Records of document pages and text
────

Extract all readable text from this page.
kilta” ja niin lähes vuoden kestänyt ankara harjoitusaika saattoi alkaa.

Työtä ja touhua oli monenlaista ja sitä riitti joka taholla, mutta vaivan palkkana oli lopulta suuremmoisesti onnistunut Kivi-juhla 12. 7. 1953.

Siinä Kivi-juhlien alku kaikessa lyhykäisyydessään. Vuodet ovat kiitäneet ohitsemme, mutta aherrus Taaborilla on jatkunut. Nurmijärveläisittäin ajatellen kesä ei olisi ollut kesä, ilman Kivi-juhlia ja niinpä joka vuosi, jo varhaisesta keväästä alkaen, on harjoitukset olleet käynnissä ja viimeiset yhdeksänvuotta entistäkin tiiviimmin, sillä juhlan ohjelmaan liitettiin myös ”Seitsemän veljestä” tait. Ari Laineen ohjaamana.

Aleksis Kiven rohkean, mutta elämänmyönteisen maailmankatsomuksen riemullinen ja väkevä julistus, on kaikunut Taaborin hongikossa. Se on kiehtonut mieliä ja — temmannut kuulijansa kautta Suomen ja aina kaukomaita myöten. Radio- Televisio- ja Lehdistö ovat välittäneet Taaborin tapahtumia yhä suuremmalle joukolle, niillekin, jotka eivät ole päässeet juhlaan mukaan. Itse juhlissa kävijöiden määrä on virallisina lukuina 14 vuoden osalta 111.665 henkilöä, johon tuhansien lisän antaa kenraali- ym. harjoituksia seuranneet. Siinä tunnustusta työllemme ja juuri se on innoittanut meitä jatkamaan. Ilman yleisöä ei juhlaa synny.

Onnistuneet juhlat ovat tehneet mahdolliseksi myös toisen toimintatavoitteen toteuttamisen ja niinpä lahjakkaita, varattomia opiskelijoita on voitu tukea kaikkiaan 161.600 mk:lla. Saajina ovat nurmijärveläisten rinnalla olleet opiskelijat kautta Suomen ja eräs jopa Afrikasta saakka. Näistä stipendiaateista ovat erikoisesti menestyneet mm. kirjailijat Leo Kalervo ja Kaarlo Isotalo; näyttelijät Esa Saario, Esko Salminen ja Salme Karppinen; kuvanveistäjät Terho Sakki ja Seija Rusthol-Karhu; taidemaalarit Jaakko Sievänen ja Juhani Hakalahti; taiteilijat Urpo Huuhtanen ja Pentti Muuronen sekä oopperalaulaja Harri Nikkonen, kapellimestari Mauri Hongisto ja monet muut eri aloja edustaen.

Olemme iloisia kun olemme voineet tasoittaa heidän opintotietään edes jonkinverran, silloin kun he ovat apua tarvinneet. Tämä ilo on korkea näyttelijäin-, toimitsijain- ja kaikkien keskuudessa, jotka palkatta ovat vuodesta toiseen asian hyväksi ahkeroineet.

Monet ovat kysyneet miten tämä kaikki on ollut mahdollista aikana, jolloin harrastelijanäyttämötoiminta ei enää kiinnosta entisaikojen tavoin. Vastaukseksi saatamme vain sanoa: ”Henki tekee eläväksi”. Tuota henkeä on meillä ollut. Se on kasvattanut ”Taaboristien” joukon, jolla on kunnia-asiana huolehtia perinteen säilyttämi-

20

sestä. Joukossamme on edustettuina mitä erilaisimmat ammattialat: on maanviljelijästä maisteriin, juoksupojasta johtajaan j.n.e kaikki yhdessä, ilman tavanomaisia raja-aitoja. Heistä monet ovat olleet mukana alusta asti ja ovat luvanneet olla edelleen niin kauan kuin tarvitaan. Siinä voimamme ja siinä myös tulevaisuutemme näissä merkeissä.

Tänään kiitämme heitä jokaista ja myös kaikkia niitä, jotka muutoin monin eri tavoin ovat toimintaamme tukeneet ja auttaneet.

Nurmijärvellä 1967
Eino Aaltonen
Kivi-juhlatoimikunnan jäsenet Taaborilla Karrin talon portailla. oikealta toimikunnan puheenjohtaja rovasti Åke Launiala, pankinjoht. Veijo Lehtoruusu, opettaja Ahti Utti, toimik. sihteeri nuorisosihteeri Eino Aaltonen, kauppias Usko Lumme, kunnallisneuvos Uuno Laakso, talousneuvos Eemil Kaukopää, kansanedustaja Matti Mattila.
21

────

## Task details
Wherever the string "Eino" appears in a line above, copy that line.

## Answer for this exercise
Eino Aaltonen
Kivi-juhlatoimikunnan jäsenet Taaborilla Karrin talon portailla. oikealta toimikunnan puheenjohtaja rovasti Åke Launiala, pankinjoht. Veijo Lehtoruusu, opettaja Ahti Utti, toimik. sihteeri nuorisosihteeri Eino Aaltonen, kauppias Usko Lumme, kunnallisneuvos Uuno Laakso, talousneuvos Eemil Kaukopää, kansanedustaja Matti Mattila.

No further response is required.